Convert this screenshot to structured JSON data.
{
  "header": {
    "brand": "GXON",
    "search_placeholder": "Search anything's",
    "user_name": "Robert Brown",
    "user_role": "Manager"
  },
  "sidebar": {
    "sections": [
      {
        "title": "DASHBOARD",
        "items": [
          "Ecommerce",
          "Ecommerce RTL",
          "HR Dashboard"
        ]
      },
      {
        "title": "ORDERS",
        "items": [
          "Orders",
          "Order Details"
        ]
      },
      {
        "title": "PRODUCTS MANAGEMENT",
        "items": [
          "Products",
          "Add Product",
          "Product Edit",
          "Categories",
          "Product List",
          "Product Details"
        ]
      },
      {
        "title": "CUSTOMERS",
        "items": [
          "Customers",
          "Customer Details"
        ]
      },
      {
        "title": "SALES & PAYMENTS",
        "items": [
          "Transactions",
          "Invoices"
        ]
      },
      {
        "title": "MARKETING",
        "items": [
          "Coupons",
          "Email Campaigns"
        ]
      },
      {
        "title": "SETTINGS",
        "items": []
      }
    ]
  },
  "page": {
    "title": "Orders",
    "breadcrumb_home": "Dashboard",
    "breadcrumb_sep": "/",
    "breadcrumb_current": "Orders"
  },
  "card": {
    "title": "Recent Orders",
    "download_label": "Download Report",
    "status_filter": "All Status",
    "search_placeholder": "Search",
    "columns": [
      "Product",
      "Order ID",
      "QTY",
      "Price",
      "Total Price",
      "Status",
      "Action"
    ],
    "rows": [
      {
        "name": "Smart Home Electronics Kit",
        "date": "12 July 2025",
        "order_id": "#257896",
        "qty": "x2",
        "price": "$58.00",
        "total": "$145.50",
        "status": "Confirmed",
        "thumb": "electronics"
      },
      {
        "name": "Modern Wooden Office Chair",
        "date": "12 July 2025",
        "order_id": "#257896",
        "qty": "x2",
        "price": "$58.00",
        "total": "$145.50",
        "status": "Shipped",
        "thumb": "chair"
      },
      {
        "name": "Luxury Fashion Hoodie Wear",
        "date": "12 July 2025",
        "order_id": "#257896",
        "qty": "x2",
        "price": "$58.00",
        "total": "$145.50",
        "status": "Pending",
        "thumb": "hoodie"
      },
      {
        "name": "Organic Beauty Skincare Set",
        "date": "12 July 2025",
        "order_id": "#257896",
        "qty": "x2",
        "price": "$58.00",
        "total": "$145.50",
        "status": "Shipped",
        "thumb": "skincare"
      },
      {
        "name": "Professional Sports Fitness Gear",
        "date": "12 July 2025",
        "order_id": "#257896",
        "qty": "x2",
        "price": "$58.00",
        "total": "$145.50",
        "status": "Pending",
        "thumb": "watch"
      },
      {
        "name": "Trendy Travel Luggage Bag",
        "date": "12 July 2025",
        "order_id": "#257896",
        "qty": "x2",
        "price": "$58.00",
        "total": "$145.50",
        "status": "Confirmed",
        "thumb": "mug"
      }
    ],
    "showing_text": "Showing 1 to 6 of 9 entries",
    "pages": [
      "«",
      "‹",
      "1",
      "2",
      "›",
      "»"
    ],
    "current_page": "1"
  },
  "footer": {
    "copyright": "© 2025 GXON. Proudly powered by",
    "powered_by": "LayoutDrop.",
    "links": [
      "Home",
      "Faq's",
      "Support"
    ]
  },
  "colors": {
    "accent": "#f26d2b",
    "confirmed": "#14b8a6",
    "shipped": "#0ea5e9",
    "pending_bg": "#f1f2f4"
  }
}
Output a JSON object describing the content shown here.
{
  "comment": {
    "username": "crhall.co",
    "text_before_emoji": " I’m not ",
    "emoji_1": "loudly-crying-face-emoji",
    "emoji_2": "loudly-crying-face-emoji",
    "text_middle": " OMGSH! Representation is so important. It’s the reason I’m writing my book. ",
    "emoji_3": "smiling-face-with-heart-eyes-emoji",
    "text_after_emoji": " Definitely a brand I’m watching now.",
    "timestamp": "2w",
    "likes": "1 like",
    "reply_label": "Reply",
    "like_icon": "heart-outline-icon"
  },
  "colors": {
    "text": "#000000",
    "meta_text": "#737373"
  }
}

__INSTRUCTIONS FOR THE TASK__. Reproduce the listing in full. Keep it exactly as written.

__SOLUTION TO THE EXERCISE__.
Convert this screenshot to structured JSON data.
{
  "header": {
    "brand": "GXON",
    "search_placeholder": "Search anything's",
    "user_name": "Robert Brown",
    "user_role": "Manager"
  },
  "sidebar": {
    "sections": [
      {
        "title": "DASHBOARD",
        "items": [
          "Ecommerce",
          "Ecommerce RTL",
          "HR Dashboard"
        ]
      },
      {
        "title": "ORDERS",
        "items": [
          "Orders",
          "Order Details"
        ]
      },
      {
        "title": "PRODUCTS MANAGEMENT",
        "items": [
          "Products",
          "Add Product",
          "Product Edit",
          "Categories",
          "Product List",
          "Product Details"
        ]
      },
      {
        "title": "CUSTOMERS",
        "items": [
          "Customers",
          "Customer Details"
        ]
      },
      {
        "title": "SALES & PAYMENTS",
        "items": [
          "Transactions",
          "Invoices"
        ]
      },
      {
        "title": "MARKETING",
        "items": [
          "Coupons",
          "Email Campaigns"
        ]
      },
      {
        "title": "SETTINGS",
        "items": []
      }
    ]
  },
  "page": {
    "title": "Orders",
    "breadcrumb_home": "Dashboard",
    "breadcrumb_sep": "/",
    "breadcrumb_current": "Orders"
  },
  "card": {
    "title": "Recent Orders",
    "download_label": "Download Report",
    "status_filter": "All Status",
    "search_placeholder": "Search",
    "columns": [
      "Product",
      "Order ID",
      "QTY",
      "Price",
      "Total Price",
      "Status",
      "Action"
    ],
    "rows": [
      {
        "name": "Smart Home Electronics Kit",
        "date": "12 July 2025",
        "order_id": "#257896",
        "qty": "x2",
        "price": "$58.00",
        "total": "$145.50",
        "status": "Confirmed",
        "thumb": "electronics"
      },
      {
        "name": "Modern Wooden Office Chair",
        "date": "12 July 2025",
        "order_id": "#257896",
        "qty": "x2",
        "price": "$58.00",
        "total": "$145.50",
        "status": "Shipped",
        "thumb": "chair"
      },
      {
        "name": "Luxury Fashion Hoodie Wear",
        "date": "12 July 2025",
        "order_id": "#257896",
        "qty": "x2",
        "price": "$58.00",
        "total": "$145.50",
        "status": "Pending",
        "thumb": "hoodie"
      },
      {
        "name": "Organic Beauty Skincare Set",
        "date": "12 July 2025",
        "order_id": "#257896",
        "qty": "x2",
        "price": "$58.00",
        "total": "$145.50",
        "status": "Shipped",
        "thumb": "skincare"
      },
      {
        "name": "Professional Sports Fitness Gear",
        "date": "12 July 2025",
        "order_id": "#257896",
        "qty": "x2",
        "price": "$58.00",
        "total": "$145.50",
        "status": "Pending",
        "thumb": "watch"
      },
      {
        "name": "Trendy Travel Luggage Bag",
        "date": "12 July 2025",
        "order_id": "#257896",
        "qty": "x2",
        "price": "$58.00",
        "total": "$145.50",
        "status": "Confirmed",
        "thumb": "mug"
      }
    ],
    "showing_text": "Showing 1 to 6 of 9 entries",
    "pages": [
      "«",
      "‹",
      "1",
      "2",
      "›",
      "»"
    ],
    "current_page": "1"
  },
  "footer": {
    "copyright": "© 2025 GXON. Proudly powered by",
    "powered_by": "LayoutDrop.",
    "links": [
      "Home",
      "Faq's",
      "Support"
    ]
  },
  "colors": {
    "accent": "#f26d2b",
    "confirmed": "#14b8a6",
    "shipped": "#0ea5e9",
    "pending_bg": "#f1f2f4"
  }
}
Output a JSON object describing the content shown here.
{
  "comment": {
    "username": "crhall.co",
    "text_before_emoji": " I’m not ",
    "emoji_1": "loudly-crying-face-emoji",
    "emoji_2": "loudly-crying-face-emoji",
    "text_middle": " OMGSH! Representation is so important. It’s the reason I’m writing my book. ",
    "emoji_3": "smiling-face-with-heart-eyes-emoji",
    "text_after_emoji": " Definitely a brand I’m watching now.",
    "timestamp": "2w",
    "likes": "1 like",
    "reply_label": "Reply",
    "like_icon": "heart-outline-icon"
  },
  "colors": {
    "text": "#000000",
    "meta_text": "#737373"
  }
}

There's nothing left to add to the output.